===== Entries shown
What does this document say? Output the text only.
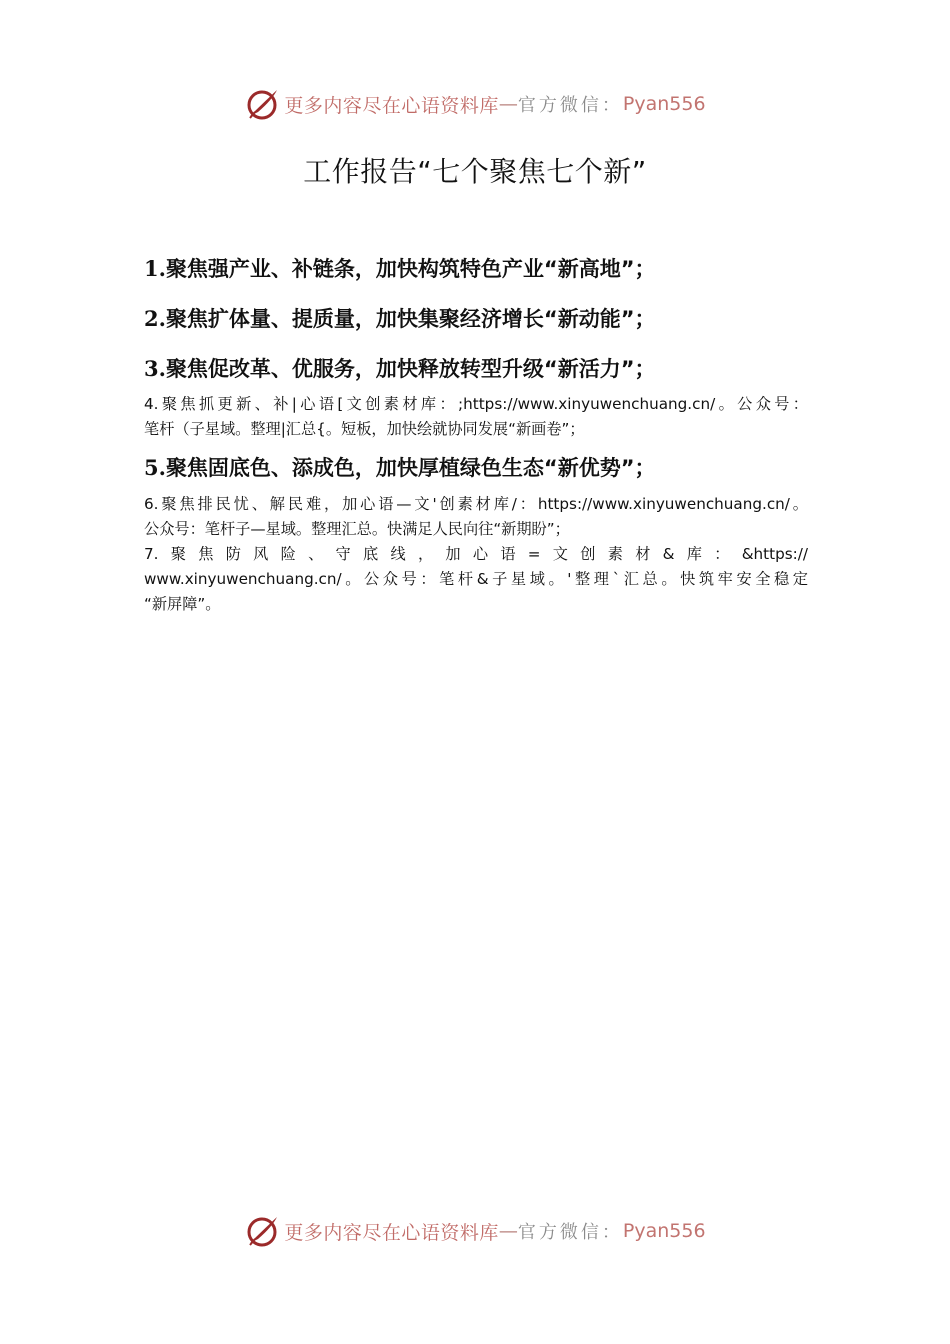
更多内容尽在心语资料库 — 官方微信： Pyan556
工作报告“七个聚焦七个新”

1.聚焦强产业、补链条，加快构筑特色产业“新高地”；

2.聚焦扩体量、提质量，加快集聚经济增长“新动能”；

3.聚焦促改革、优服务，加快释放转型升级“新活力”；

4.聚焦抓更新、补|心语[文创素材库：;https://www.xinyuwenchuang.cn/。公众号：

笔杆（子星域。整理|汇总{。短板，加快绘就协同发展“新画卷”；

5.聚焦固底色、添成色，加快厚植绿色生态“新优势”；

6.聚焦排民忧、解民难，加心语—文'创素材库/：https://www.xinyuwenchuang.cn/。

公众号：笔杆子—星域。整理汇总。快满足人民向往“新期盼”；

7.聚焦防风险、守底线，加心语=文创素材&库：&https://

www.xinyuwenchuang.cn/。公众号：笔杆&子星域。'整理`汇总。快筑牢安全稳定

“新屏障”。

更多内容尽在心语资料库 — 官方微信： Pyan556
==========
• Exercise instructions: Output every entry exactly as given; pictures are not part of the copy.

• Answer in full:
What does this document say? Output the text only.
更多内容尽在心语资料库 — 官方微信： Pyan556
工作报告“七个聚焦七个新”

1.聚焦强产业、补链条，加快构筑特色产业“新高地”；

2.聚焦扩体量、提质量，加快集聚经济增长“新动能”；

3.聚焦促改革、优服务，加快释放转型升级“新活力”；

4.聚焦抓更新、补|心语[文创素材库：;https://www.xinyuwenchuang.cn/。公众号：

笔杆（子星域。整理|汇总{。短板，加快绘就协同发展“新画卷”；

5.聚焦固底色、添成色，加快厚植绿色生态“新优势”；

6.聚焦排民忧、解民难，加心语—文'创素材库/：https://www.xinyuwenchuang.cn/。

公众号：笔杆子—星域。整理汇总。快满足人民向往“新期盼”；

7.聚焦防风险、守底线，加心语=文创素材&库：&https://

www.xinyuwenchuang.cn/。公众号：笔杆&子星域。'整理`汇总。快筑牢安全稳定

“新屏障”。

更多内容尽在心语资料库 — 官方微信： Pyan556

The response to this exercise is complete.